··· EXTRACTED ENTRIES ···

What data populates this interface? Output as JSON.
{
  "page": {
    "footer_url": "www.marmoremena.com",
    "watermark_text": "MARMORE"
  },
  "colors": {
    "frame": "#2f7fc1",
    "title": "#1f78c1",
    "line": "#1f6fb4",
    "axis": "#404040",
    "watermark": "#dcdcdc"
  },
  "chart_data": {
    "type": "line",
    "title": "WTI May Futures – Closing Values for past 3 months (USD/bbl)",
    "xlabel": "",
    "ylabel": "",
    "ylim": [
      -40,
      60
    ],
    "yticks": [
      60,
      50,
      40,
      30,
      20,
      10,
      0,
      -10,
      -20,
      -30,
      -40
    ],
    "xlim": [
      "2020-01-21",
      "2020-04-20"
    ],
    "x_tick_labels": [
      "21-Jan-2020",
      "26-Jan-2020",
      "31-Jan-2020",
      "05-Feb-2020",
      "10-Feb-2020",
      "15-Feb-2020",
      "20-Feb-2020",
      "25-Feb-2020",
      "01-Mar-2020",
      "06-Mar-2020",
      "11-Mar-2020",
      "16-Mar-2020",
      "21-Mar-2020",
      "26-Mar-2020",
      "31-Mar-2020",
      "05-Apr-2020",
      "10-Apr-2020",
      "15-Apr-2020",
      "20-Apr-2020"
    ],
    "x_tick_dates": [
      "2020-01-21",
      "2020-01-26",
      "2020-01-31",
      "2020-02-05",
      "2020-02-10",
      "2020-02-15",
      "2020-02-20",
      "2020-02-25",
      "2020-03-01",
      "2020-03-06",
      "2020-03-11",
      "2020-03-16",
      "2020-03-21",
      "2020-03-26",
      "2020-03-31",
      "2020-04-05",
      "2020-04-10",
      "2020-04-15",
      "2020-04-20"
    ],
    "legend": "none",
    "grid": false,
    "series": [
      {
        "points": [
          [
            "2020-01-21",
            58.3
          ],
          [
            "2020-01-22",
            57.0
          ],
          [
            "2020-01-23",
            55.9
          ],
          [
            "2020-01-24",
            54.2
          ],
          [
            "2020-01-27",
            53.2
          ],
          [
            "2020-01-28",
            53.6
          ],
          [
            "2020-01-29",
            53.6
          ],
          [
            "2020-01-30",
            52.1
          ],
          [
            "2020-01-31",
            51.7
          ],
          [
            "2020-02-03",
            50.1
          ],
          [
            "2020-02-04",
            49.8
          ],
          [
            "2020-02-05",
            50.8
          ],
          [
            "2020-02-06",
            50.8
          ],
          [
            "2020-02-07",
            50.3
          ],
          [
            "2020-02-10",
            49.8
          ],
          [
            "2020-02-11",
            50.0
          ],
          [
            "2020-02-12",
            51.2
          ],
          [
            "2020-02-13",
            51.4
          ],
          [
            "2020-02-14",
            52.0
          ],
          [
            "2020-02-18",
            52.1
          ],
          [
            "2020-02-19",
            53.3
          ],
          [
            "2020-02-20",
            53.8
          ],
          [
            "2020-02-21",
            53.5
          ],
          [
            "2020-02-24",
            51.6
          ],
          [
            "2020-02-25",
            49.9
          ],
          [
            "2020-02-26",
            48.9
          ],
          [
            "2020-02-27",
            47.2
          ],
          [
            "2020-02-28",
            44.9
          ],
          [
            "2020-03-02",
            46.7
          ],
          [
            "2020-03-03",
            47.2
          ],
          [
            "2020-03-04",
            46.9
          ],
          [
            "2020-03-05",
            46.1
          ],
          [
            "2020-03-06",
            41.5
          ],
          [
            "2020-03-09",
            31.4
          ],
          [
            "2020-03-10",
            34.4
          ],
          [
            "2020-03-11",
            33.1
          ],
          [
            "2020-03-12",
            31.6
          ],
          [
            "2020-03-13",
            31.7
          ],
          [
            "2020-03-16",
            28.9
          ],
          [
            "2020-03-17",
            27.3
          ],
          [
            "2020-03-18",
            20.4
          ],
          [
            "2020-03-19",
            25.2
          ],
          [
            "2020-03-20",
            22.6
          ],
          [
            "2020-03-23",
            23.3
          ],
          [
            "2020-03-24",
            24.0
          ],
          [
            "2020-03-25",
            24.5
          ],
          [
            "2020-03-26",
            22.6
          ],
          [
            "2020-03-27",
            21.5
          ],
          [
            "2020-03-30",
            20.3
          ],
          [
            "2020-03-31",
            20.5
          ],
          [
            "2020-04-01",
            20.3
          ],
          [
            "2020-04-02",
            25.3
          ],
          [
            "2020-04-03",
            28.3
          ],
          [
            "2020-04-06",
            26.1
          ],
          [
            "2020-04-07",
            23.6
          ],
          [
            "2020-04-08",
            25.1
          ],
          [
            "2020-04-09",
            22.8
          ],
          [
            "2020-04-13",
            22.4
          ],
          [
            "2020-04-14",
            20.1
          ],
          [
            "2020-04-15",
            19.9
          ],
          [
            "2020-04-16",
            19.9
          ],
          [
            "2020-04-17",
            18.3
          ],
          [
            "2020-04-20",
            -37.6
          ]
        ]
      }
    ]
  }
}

···

▶ THE REQUEST: Among the entries above, how many lines include the word "title"? Reply with the number only.

▶ THE REPLY: 2